## Document content entries
---*---

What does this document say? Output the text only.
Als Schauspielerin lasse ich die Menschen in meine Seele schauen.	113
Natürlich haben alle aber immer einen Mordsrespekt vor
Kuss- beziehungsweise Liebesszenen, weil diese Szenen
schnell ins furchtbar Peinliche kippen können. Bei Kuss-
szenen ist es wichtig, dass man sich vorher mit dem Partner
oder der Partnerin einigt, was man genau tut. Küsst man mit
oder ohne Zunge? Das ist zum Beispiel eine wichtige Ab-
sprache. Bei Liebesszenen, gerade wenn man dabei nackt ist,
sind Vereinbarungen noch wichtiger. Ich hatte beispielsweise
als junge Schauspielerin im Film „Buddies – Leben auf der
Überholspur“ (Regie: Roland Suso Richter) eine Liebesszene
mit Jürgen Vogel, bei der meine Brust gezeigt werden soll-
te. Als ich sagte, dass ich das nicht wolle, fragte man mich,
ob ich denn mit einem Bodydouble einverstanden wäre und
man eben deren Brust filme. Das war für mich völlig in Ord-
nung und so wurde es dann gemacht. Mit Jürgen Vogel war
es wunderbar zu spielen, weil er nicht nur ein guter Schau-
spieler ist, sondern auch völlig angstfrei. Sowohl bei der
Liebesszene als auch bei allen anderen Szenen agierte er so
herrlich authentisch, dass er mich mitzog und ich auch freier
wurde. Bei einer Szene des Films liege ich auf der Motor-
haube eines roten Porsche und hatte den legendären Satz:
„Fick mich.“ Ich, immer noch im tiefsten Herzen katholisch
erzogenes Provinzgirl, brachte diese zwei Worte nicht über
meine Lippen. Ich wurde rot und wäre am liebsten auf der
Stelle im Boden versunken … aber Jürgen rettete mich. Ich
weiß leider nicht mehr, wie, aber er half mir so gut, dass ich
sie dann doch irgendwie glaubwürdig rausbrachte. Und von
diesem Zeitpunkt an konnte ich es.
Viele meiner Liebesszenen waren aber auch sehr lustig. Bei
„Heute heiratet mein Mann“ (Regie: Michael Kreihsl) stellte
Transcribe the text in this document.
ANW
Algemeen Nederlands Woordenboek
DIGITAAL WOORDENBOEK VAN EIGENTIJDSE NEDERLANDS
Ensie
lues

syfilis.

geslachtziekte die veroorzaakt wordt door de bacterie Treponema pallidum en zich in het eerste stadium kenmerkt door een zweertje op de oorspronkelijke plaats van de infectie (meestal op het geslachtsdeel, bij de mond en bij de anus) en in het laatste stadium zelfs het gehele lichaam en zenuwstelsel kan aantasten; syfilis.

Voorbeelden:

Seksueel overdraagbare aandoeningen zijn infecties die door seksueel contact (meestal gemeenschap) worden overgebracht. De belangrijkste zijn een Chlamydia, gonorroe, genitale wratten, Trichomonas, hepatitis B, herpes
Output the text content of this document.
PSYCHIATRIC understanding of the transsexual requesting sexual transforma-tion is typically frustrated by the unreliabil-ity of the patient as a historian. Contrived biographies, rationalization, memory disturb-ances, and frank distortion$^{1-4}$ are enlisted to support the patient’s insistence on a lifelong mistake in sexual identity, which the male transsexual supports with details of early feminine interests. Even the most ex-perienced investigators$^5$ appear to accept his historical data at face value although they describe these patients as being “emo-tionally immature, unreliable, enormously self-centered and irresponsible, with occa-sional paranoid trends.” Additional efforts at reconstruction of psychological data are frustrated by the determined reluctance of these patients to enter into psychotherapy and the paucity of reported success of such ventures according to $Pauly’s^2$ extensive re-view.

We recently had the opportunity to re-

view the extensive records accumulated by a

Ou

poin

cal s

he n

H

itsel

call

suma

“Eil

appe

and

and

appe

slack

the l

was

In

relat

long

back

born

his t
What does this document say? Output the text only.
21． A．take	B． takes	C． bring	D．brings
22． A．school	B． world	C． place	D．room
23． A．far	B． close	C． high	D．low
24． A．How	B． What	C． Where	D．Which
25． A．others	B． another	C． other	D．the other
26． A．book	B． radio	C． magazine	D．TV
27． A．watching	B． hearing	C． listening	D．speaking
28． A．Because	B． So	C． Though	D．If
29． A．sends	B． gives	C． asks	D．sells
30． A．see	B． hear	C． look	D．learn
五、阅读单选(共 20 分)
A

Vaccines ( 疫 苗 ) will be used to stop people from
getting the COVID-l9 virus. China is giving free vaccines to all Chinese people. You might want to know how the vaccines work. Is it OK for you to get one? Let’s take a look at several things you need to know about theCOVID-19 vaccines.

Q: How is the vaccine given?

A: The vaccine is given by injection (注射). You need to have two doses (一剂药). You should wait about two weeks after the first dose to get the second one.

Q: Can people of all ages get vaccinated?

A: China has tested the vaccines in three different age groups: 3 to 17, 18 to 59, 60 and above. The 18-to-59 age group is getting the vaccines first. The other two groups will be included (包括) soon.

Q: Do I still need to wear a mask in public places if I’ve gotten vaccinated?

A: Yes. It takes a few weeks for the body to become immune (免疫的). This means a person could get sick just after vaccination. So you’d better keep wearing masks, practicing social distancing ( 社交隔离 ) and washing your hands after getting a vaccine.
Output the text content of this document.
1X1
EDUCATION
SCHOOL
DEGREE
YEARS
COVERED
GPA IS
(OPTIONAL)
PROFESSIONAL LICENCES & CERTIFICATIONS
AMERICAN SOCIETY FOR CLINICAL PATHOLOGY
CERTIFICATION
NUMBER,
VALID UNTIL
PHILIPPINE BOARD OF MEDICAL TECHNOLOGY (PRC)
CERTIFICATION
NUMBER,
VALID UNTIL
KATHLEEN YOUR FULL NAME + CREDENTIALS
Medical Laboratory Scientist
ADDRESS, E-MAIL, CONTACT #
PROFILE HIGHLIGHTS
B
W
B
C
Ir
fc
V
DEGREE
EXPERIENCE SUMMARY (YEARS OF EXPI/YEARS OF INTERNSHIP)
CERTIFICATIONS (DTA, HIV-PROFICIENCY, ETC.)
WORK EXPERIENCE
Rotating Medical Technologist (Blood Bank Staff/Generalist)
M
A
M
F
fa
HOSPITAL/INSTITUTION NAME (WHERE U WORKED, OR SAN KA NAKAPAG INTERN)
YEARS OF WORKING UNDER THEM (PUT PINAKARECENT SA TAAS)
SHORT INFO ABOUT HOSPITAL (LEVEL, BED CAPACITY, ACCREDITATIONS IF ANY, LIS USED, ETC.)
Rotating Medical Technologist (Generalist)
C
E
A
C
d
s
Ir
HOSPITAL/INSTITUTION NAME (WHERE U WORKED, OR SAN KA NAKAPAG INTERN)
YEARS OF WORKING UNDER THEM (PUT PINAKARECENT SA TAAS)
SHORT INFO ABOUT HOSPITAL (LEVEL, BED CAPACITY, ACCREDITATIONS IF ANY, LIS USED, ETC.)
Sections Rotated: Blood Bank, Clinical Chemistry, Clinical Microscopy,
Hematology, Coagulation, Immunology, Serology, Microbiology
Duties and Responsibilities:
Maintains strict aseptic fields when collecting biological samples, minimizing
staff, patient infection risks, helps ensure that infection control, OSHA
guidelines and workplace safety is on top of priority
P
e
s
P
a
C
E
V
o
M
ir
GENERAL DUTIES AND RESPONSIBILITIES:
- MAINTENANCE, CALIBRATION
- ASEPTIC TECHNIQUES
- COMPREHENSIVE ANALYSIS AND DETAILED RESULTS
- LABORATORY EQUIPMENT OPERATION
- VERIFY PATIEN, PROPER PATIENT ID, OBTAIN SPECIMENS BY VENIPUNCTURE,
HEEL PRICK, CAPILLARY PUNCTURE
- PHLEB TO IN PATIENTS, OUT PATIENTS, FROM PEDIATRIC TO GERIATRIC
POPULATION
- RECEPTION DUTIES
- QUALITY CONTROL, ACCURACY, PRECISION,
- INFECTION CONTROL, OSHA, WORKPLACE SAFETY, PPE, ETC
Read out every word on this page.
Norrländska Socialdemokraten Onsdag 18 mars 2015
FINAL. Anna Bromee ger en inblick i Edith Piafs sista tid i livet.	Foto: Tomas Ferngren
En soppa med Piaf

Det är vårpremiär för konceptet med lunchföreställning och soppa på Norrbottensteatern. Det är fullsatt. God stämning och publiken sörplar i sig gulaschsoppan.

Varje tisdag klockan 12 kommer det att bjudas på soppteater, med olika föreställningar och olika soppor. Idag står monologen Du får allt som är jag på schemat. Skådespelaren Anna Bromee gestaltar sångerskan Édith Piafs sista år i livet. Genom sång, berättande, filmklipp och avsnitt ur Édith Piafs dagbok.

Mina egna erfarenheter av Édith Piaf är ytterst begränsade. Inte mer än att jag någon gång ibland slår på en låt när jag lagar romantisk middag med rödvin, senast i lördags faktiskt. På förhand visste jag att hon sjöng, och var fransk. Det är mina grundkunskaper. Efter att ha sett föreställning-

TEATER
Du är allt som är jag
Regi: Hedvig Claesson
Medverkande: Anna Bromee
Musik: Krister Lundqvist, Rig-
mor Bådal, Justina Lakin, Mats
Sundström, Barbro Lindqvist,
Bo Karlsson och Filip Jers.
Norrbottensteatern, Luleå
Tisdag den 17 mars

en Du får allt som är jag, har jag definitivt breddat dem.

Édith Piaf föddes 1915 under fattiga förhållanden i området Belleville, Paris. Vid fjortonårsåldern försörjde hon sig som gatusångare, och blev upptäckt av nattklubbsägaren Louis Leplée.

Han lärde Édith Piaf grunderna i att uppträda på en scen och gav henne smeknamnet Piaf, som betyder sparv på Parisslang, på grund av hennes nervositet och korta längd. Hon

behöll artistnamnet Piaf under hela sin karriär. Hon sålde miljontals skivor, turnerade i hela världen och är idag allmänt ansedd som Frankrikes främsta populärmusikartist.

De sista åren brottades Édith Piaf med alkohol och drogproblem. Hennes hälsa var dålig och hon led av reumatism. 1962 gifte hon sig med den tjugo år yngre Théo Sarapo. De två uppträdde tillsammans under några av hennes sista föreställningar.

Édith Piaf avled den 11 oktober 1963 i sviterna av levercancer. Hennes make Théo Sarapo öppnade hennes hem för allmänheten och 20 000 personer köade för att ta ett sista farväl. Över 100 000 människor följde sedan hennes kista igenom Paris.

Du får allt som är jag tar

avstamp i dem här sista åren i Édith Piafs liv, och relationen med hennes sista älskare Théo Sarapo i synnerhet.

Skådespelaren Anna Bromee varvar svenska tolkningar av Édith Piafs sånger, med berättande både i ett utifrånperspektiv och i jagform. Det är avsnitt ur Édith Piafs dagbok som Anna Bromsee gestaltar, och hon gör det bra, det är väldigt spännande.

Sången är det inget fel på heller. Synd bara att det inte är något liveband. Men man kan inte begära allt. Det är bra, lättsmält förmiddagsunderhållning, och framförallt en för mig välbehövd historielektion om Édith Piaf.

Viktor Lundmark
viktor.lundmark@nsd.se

---*---

Pick each line holding "Bromee" out of the entries above and return it.

FINAL. Anna Bromee ger en inblick i Edith Piafs sista tid i livet.	Foto: Tomas Ferngren
Varje tisdag klockan 12 kommer det att bjudas på soppteater, med olika föreställningar och olika soppor. Idag står monologen Du får allt som är jag på schemat. Skådespelaren Anna Bromee gestaltar sångerskan Édith Piafs sista år i livet. Genom sång, berättande, filmklipp och avsnitt ur Édith Piafs dagbok.
Medverkande: Anna Bromee
Skådespelaren Anna Bromee varvar svenska tolkningar av Édith Piafs sånger, med berättande både i ett utifrånperspektiv och i jagform. Det är avsnitt ur Édith Piafs dagbok som Anna Bromsee gestaltar, och hon gör det bra, det är väldigt spännande.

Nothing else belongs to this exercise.